__What this task involves__:
Read the material below and count the lines holding the string "Spain". Give that count with nothing added.
>> Begin
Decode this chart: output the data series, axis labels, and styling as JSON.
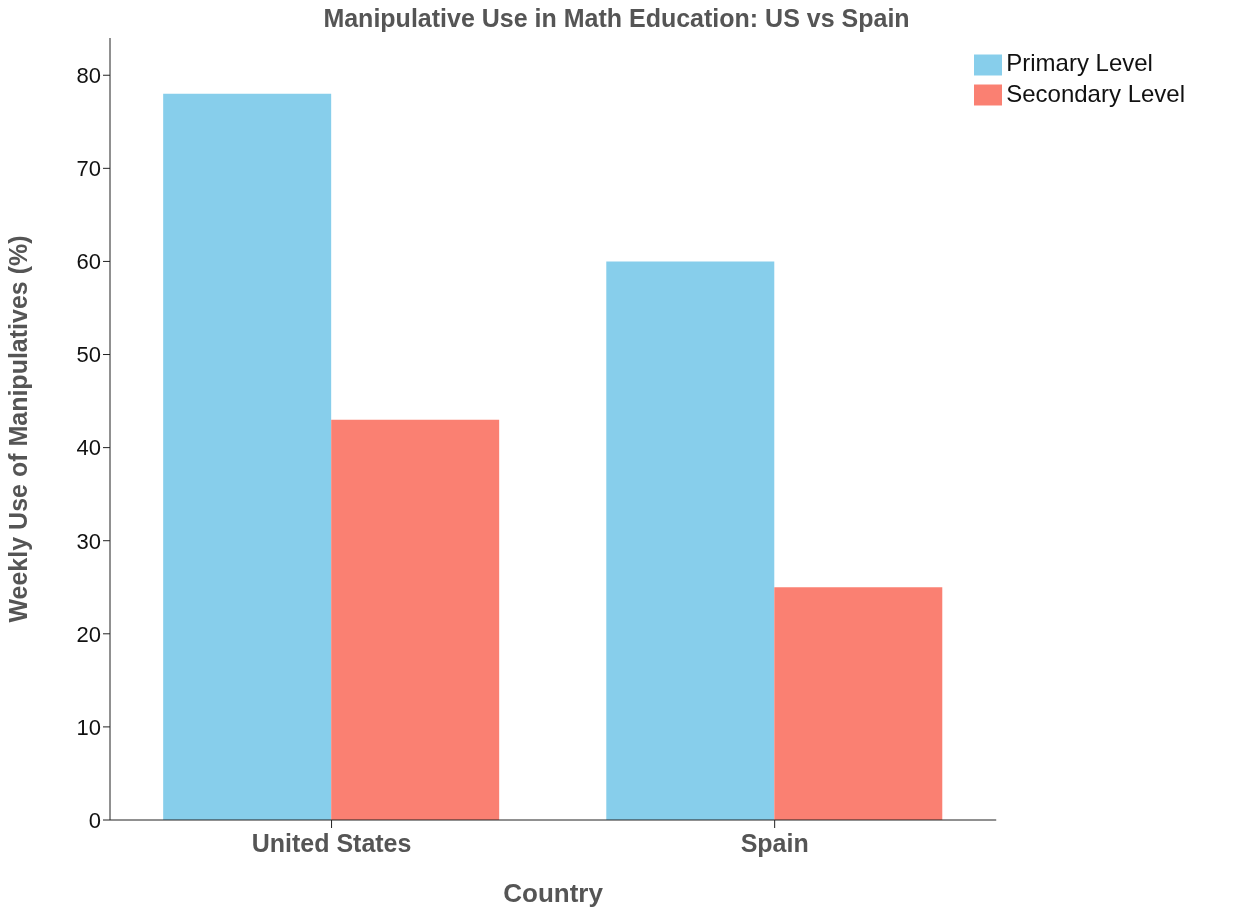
{
  "chart_data": {
    "type": "bar",
    "title": "Manipulative Use in Math Education: US vs Spain",
    "xlabel": "Country",
    "ylabel": "Weekly Use of Manipulatives (%)",
    "categories": [
      "United States",
      "Spain"
    ],
    "series": [
      {
        "name": "Primary Level",
        "color": "#87ceeb",
        "values": [
          78,
          60
        ]
      },
      {
        "name": "Secondary Level",
        "color": "#fa8072",
        "values": [
          43,
          25
        ]
      }
    ],
    "ylim": [
      0,
      84
    ],
    "yticks": [
      0,
      10,
      20,
      30,
      40,
      50,
      60,
      70,
      80
    ],
    "legend": "top right"
  }
}
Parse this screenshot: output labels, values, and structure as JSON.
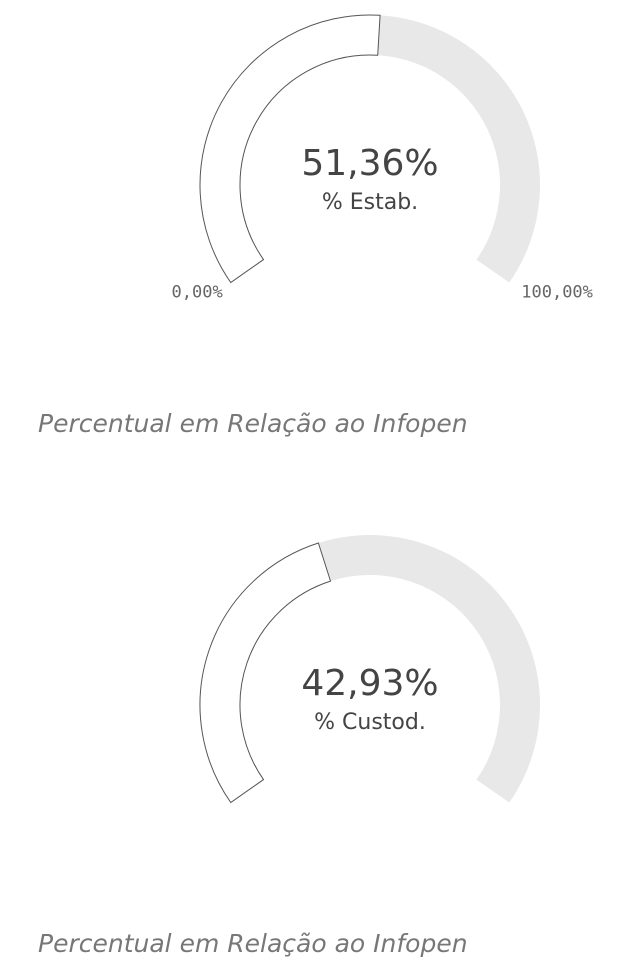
{
  "chart_data": [
    {
      "type": "gauge",
      "values": [
        51.36
      ],
      "value_labels": [
        "51,36%"
      ],
      "label": "% Estab.",
      "ylim": [
        0,
        100
      ],
      "yticks": [
        {
          "value": 0,
          "label": "0,00%"
        },
        {
          "value": 100,
          "label": "100,00%"
        }
      ],
      "subtitle": "Percentual em Relação ao Infopen"
    },
    {
      "type": "gauge",
      "values": [
        42.93
      ],
      "value_labels": [
        "42,93%"
      ],
      "label": "% Custod.",
      "ylim": [
        0,
        100
      ],
      "yticks": [],
      "subtitle": "Percentual em Relação ao Infopen"
    }
  ]
}
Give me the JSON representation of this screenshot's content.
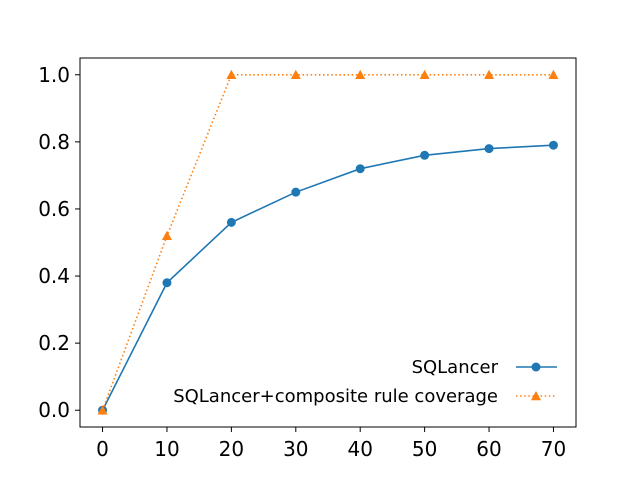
{
  "chart_data": {
    "type": "line",
    "title": "",
    "xlabel": "",
    "ylabel": "",
    "xlim": [
      -3.5,
      73.5
    ],
    "ylim": [
      -0.05,
      1.05
    ],
    "x_ticks": [
      0,
      10,
      20,
      30,
      40,
      50,
      60,
      70
    ],
    "y_ticks": [
      0.0,
      0.2,
      0.4,
      0.6,
      0.8,
      1.0
    ],
    "x_tick_labels": [
      "0",
      "10",
      "20",
      "30",
      "40",
      "50",
      "60",
      "70"
    ],
    "y_tick_labels": [
      "0.0",
      "0.2",
      "0.4",
      "0.6",
      "0.8",
      "1.0"
    ],
    "grid": false,
    "legend_position": "lower-right",
    "x": [
      0,
      10,
      20,
      30,
      40,
      50,
      60,
      70
    ],
    "series": [
      {
        "name": "SQLancer",
        "values": [
          0.0,
          0.38,
          0.56,
          0.65,
          0.72,
          0.76,
          0.78,
          0.79
        ],
        "color": "#1f77b4",
        "line_style": "solid",
        "marker": "circle"
      },
      {
        "name": "SQLancer+composite rule coverage",
        "values": [
          0.0,
          0.52,
          1.0,
          1.0,
          1.0,
          1.0,
          1.0,
          1.0
        ],
        "color": "#ff7f0e",
        "line_style": "dotted",
        "marker": "triangle"
      }
    ]
  }
}
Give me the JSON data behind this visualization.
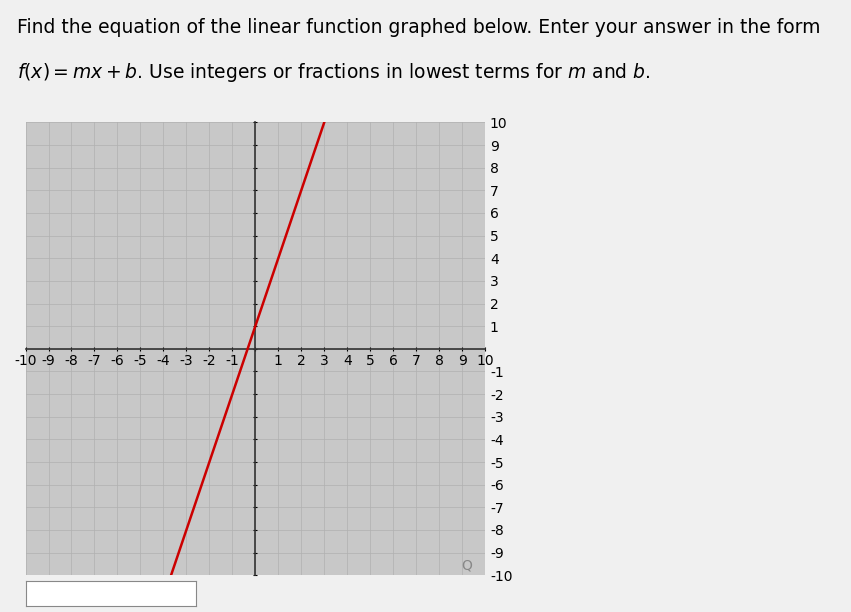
{
  "slope": 3,
  "intercept": 1,
  "x_range": [
    -10,
    10
  ],
  "y_range": [
    -10,
    10
  ],
  "line_color": "#cc0000",
  "line_width": 1.8,
  "grid_color": "#b0b0b0",
  "grid_linewidth": 0.5,
  "axis_color": "#333333",
  "plot_bg_color": "#c8c8c8",
  "outer_bg_color": "#f0f0f0",
  "tick_fontsize": 8,
  "title_line1": "Find the equation of the linear function graphed below. Enter your answer in the form",
  "title_line2_plain": "f(x) = mx + b. Use integers or fractions in lowest terms for ",
  "title_line2_italic": "m",
  "title_line2_plain2": " and ",
  "title_line2_italic2": "b",
  "title_line2_plain3": ".",
  "title_fontsize": 13.5
}
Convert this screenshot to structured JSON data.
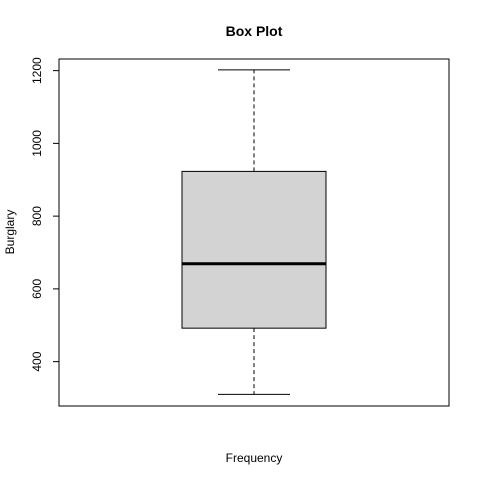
{
  "chart_data": {
    "type": "box",
    "title": "Box Plot",
    "xlabel": "Frequency",
    "ylabel": "Burglary",
    "ylim": [
      278,
      1232
    ],
    "yticks": [
      400,
      600,
      800,
      1000,
      1200
    ],
    "grid": false,
    "box": {
      "min": 310,
      "q1": 492,
      "median": 669,
      "q3": 923,
      "max": 1202
    },
    "colors": {
      "box_fill": "#d3d3d3",
      "stroke": "#000000"
    }
  }
}
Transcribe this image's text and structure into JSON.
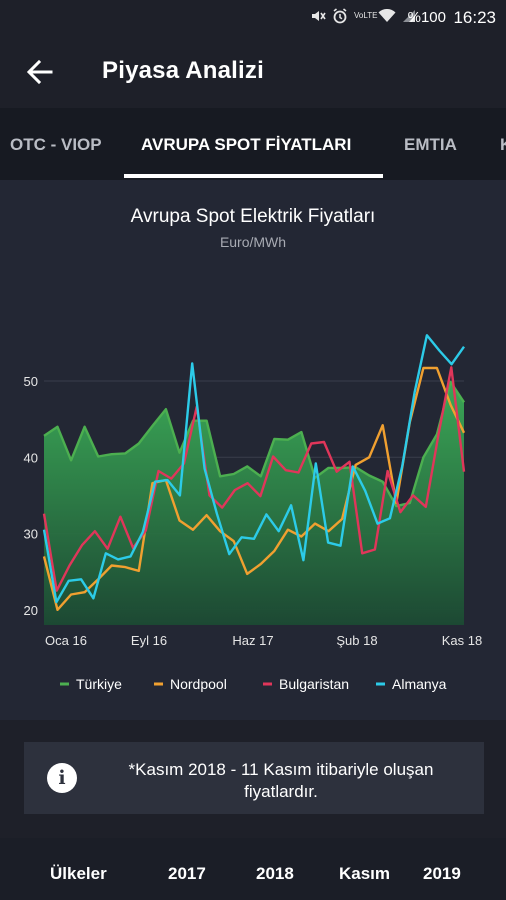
{
  "status_bar": {
    "battery": "%100",
    "time": "16:23",
    "volte": "VoLTE"
  },
  "app_bar": {
    "title": "Piyasa Analizi",
    "back_icon": "arrow-left-icon"
  },
  "tabs": [
    {
      "label": "OTC - VIOP",
      "active": false
    },
    {
      "label": "AVRUPA SPOT FİYATLARI",
      "active": true
    },
    {
      "label": "EMTIA",
      "active": false
    },
    {
      "label": "K",
      "active": false
    }
  ],
  "colors": {
    "turkiye": "#4caf50",
    "nordpool": "#f0a030",
    "bulgaristan": "#e0365a",
    "almanya": "#2ccbe8"
  },
  "chart_data": {
    "type": "line",
    "title": "Avrupa Spot Elektrik Fiyatları",
    "subtitle": "Euro/MWh",
    "ylim": [
      18,
      58
    ],
    "yticks": [
      20,
      30,
      40,
      50
    ],
    "x_tick_labels": [
      "Oca 16",
      "Eyl 16",
      "Haz 17",
      "Şub 18",
      "Kas 18"
    ],
    "grid": true,
    "legend_position": "bottom",
    "series": [
      {
        "name": "Türkiye",
        "color": "#4caf50",
        "fill": true,
        "values": [
          42.8,
          44.0,
          39.6,
          44.0,
          40.1,
          40.4,
          40.5,
          41.8,
          44.1,
          46.3,
          40.6,
          44.8,
          44.8,
          37.5,
          37.8,
          38.8,
          37.5,
          42.4,
          42.3,
          43.3,
          37.3,
          38.6,
          38.6,
          38.7,
          37.6,
          36.8,
          33.6,
          34.0,
          40.0,
          43.0,
          49.9,
          47.2
        ]
      },
      {
        "name": "Nordpool",
        "color": "#f0a030",
        "fill": false,
        "values": [
          27.0,
          20.0,
          22.0,
          22.3,
          24.0,
          25.8,
          25.6,
          25.1,
          36.6,
          37.0,
          31.7,
          30.5,
          32.4,
          30.3,
          29.0,
          24.7,
          26.0,
          27.7,
          30.5,
          29.6,
          31.3,
          30.3,
          31.9,
          39.0,
          40.0,
          44.2,
          34.0,
          44.6,
          51.7,
          51.7,
          46.9,
          43.2
        ]
      },
      {
        "name": "Bulgaristan",
        "color": "#e0365a",
        "fill": false,
        "values": [
          32.6,
          22.5,
          25.8,
          28.5,
          30.3,
          28.0,
          32.2,
          28.1,
          30.4,
          38.2,
          37.2,
          39.2,
          46.6,
          35.0,
          33.4,
          35.7,
          36.6,
          34.9,
          40.1,
          38.3,
          38.0,
          41.8,
          42.0,
          38.1,
          39.4,
          27.4,
          27.9,
          38.2,
          32.8,
          35.0,
          33.5,
          43.0,
          51.8,
          38.1
        ]
      },
      {
        "name": "Almanya",
        "color": "#2ccbe8",
        "fill": false,
        "values": [
          30.5,
          21.0,
          23.8,
          24.0,
          21.5,
          27.4,
          26.6,
          27.0,
          30.2,
          36.8,
          37.0,
          35.0,
          52.3,
          38.5,
          32.6,
          27.3,
          29.5,
          29.3,
          32.5,
          30.3,
          33.7,
          26.5,
          39.2,
          28.8,
          28.4,
          38.8,
          35.6,
          31.3,
          32.0,
          38.8,
          48.5,
          56.0,
          54.0,
          52.2,
          54.5
        ]
      }
    ]
  },
  "info": {
    "icon": "info-icon",
    "text": "*Kasım 2018 - 11 Kasım itibariyle oluşan fiyatlardır."
  },
  "table_header": {
    "columns": [
      "Ülkeler",
      "2017",
      "2018",
      "Kasım",
      "2019"
    ]
  }
}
>> End
__The answer__:
2